Copy only this range: the line with "Transcribe the text in this document." through the final line of the material, inclusive at both ends.

=== Data excerpts ===

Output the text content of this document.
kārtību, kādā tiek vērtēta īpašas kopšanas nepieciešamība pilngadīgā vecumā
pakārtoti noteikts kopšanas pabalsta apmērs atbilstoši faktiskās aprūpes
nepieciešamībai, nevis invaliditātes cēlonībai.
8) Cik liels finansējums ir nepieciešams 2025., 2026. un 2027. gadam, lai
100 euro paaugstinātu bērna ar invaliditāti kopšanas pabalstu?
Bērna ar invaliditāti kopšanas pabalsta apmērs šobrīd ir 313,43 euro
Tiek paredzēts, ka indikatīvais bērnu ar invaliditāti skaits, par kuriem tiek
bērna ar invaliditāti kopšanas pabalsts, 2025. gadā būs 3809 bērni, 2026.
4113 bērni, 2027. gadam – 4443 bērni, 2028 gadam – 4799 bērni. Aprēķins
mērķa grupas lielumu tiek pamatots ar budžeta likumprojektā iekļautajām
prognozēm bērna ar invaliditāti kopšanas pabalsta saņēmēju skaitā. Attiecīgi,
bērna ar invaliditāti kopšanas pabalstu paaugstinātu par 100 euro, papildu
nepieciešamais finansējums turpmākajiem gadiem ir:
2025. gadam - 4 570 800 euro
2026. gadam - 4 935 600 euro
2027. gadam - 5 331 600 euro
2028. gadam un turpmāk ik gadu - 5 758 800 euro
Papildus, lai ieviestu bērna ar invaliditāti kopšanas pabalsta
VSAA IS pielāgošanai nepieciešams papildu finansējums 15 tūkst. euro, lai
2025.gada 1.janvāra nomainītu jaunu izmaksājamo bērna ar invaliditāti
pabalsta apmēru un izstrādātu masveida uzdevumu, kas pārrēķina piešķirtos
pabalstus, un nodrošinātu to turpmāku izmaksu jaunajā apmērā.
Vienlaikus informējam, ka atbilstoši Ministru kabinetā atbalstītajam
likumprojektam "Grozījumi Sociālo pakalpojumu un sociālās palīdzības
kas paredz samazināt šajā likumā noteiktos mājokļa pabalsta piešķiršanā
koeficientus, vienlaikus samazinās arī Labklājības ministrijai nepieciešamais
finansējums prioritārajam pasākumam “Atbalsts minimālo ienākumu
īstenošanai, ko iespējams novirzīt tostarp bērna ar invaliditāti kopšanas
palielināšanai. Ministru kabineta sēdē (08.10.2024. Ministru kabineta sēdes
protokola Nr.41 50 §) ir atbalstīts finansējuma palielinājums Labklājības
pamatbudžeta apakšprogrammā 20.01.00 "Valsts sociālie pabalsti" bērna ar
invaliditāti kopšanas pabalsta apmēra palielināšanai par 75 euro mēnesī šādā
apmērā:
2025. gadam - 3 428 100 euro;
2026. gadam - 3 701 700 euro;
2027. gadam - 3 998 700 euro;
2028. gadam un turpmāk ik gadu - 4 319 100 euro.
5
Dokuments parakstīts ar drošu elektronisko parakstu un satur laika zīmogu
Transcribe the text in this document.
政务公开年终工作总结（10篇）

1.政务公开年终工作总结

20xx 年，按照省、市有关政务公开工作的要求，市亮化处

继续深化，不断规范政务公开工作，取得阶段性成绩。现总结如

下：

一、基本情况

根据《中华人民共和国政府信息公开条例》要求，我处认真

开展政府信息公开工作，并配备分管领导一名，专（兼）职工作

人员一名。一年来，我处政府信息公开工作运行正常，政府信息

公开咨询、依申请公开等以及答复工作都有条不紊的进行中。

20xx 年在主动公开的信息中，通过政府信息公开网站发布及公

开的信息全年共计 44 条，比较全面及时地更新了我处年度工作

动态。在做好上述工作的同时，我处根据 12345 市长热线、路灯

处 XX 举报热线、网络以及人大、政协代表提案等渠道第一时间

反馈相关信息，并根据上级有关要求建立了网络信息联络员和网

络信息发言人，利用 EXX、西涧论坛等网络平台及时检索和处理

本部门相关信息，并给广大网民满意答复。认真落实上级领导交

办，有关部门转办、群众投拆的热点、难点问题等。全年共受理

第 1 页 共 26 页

===

* [Result]:
Transcribe the text in this document.
政务公开年终工作总结（10篇）

1.政务公开年终工作总结

20xx 年，按照省、市有关政务公开工作的要求，市亮化处

继续深化，不断规范政务公开工作，取得阶段性成绩。现总结如

下：

一、基本情况

根据《中华人民共和国政府信息公开条例》要求，我处认真

开展政府信息公开工作，并配备分管领导一名，专（兼）职工作

人员一名。一年来，我处政府信息公开工作运行正常，政府信息

公开咨询、依申请公开等以及答复工作都有条不紊的进行中。

20xx 年在主动公开的信息中，通过政府信息公开网站发布及公

开的信息全年共计 44 条，比较全面及时地更新了我处年度工作

动态。在做好上述工作的同时，我处根据 12345 市长热线、路灯

处 XX 举报热线、网络以及人大、政协代表提案等渠道第一时间

反馈相关信息，并根据上级有关要求建立了网络信息联络员和网

络信息发言人，利用 EXX、西涧论坛等网络平台及时检索和处理

本部门相关信息，并给广大网民满意答复。认真落实上级领导交

办，有关部门转办、群众投拆的热点、难点问题等。全年共受理

第 1 页 共 26 页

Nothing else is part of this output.